§ Instructions for the task
Gather every line that includes the word "color", please.

Source records:
..............................

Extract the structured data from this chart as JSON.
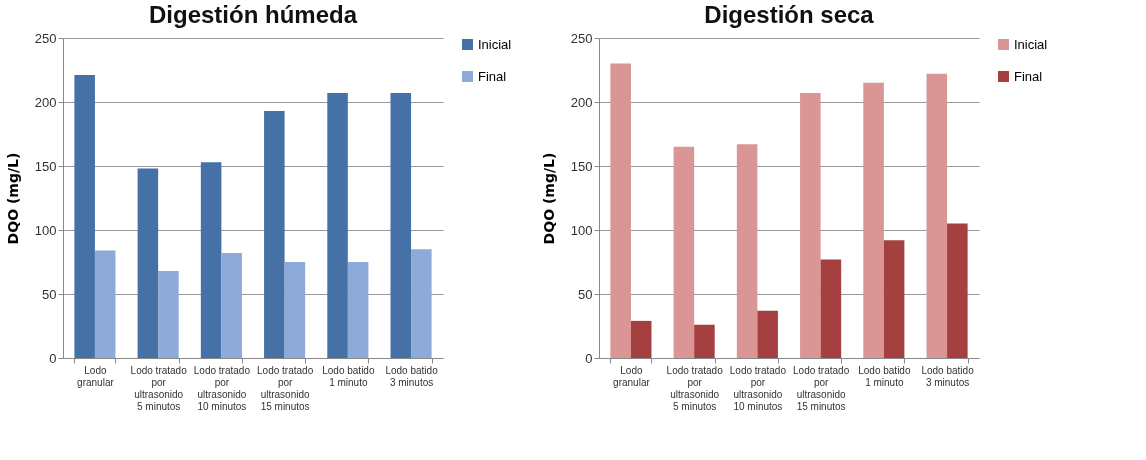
{
  "chart_data": [
    {
      "type": "bar",
      "title": "Digestión húmeda",
      "ylabel": "DQO  (mg/L)",
      "categories": [
        "Lodo granular",
        "Lodo tratado por ultrasonido 5 minutos",
        "Lodo tratado por ultrasonido 10 minutos",
        "Lodo tratado por ultrasonido 15 minutos",
        "Lodo batido 1 minuto",
        "Lodo batido 3 minutos"
      ],
      "series": [
        {
          "name": "Inicial",
          "color": "#4571a6",
          "values": [
            221,
            148,
            153,
            193,
            207,
            207
          ]
        },
        {
          "name": "Final",
          "color": "#8eaad8",
          "values": [
            84,
            68,
            82,
            75,
            75,
            85
          ]
        }
      ],
      "ylim": [
        0,
        250
      ],
      "yticks": [
        0,
        50,
        100,
        150,
        200,
        250
      ],
      "grid": "y",
      "legend": "right"
    },
    {
      "type": "bar",
      "title": "Digestión seca",
      "ylabel": "DQO  (mg/L)",
      "categories": [
        "Lodo granular",
        "Lodo tratado por ultrasonido 5 minutos",
        "Lodo tratado por ultrasonido 10 minutos",
        "Lodo tratado por ultrasonido 15 minutos",
        "Lodo batido 1 minuto",
        "Lodo batido 3 minutos"
      ],
      "series": [
        {
          "name": "Inicial",
          "color": "#d99695",
          "values": [
            230,
            165,
            167,
            207,
            215,
            222
          ]
        },
        {
          "name": "Final",
          "color": "#a4403f",
          "values": [
            29,
            26,
            37,
            77,
            92,
            105
          ]
        }
      ],
      "ylim": [
        0,
        250
      ],
      "yticks": [
        0,
        50,
        100,
        150,
        200,
        250
      ],
      "grid": "y",
      "legend": "right"
    }
  ]
}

..............................

§ Output
          "color": "#4571a6",
          "color": "#8eaad8",
          "color": "#d99695",
          "color": "#a4403f",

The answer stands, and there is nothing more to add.